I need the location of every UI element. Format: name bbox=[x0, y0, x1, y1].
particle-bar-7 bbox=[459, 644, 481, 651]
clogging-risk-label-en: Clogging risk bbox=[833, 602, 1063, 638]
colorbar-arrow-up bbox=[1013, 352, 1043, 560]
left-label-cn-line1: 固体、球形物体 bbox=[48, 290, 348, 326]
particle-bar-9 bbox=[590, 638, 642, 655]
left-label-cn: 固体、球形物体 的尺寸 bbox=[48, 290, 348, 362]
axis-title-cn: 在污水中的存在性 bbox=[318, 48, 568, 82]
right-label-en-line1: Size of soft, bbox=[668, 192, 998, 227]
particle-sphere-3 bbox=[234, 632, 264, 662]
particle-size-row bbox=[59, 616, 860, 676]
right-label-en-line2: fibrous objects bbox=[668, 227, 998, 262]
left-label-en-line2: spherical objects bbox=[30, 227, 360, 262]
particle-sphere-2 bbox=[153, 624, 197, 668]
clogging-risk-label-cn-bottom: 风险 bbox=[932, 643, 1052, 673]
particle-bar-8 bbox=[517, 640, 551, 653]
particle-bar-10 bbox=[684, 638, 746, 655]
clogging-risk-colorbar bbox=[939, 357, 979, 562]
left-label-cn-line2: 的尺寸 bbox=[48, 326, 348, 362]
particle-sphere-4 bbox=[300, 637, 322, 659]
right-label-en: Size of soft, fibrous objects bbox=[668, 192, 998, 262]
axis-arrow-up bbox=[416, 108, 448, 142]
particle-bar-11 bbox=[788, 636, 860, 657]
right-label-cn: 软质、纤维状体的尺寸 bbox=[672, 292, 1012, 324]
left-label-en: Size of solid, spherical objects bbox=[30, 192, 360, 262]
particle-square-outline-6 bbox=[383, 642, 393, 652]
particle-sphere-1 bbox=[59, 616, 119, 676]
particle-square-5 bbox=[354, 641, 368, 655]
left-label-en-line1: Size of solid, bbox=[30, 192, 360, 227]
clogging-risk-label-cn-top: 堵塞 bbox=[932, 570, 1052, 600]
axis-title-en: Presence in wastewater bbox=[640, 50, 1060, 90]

════════════════

Task statement —
Copy every row above again, word for word and in the same order, with nothing changed.

Solution to this task —
I need the location of every UI element. Format: name bbox=[x0, y0, x1, y1].
particle-bar-7 bbox=[459, 644, 481, 651]
clogging-risk-label-en: Clogging risk bbox=[833, 602, 1063, 638]
colorbar-arrow-up bbox=[1013, 352, 1043, 560]
left-label-cn-line1: 固体、球形物体 bbox=[48, 290, 348, 326]
particle-bar-9 bbox=[590, 638, 642, 655]
left-label-cn: 固体、球形物体 的尺寸 bbox=[48, 290, 348, 362]
axis-title-cn: 在污水中的存在性 bbox=[318, 48, 568, 82]
right-label-en-line1: Size of soft, bbox=[668, 192, 998, 227]
particle-sphere-3 bbox=[234, 632, 264, 662]
particle-size-row bbox=[59, 616, 860, 676]
right-label-en-line2: fibrous objects bbox=[668, 227, 998, 262]
left-label-en-line2: spherical objects bbox=[30, 227, 360, 262]
particle-sphere-2 bbox=[153, 624, 197, 668]
clogging-risk-label-cn-bottom: 风险 bbox=[932, 643, 1052, 673]
particle-bar-8 bbox=[517, 640, 551, 653]
particle-bar-10 bbox=[684, 638, 746, 655]
clogging-risk-colorbar bbox=[939, 357, 979, 562]
left-label-cn-line2: 的尺寸 bbox=[48, 326, 348, 362]
particle-sphere-4 bbox=[300, 637, 322, 659]
right-label-en: Size of soft, fibrous objects bbox=[668, 192, 998, 262]
axis-arrow-up bbox=[416, 108, 448, 142]
particle-bar-11 bbox=[788, 636, 860, 657]
right-label-cn: 软质、纤维状体的尺寸 bbox=[672, 292, 1012, 324]
left-label-en: Size of solid, spherical objects bbox=[30, 192, 360, 262]
particle-square-outline-6 bbox=[383, 642, 393, 652]
particle-sphere-1 bbox=[59, 616, 119, 676]
particle-square-5 bbox=[354, 641, 368, 655]
left-label-en-line1: Size of solid, bbox=[30, 192, 360, 227]
clogging-risk-label-cn-top: 堵塞 bbox=[932, 570, 1052, 600]
axis-title-en: Presence in wastewater bbox=[640, 50, 1060, 90]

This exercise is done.